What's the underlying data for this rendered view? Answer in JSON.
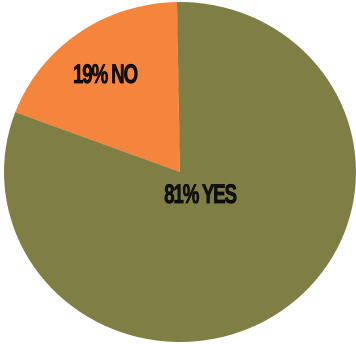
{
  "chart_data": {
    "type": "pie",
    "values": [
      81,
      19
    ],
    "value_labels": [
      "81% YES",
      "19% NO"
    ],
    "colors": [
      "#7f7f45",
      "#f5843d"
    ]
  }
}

********************

**PROBLEM DETAILS**
Omit every picture while copying the listing above exactly.

**REPLY TO THE TASK**
What's the underlying data for this rendered view? Answer in JSON.
{
  "chart_data": {
    "type": "pie",
    "values": [
      81,
      19
    ],
    "value_labels": [
      "81% YES",
      "19% NO"
    ],
    "colors": [
      "#7f7f45",
      "#f5843d"
    ]
  }
}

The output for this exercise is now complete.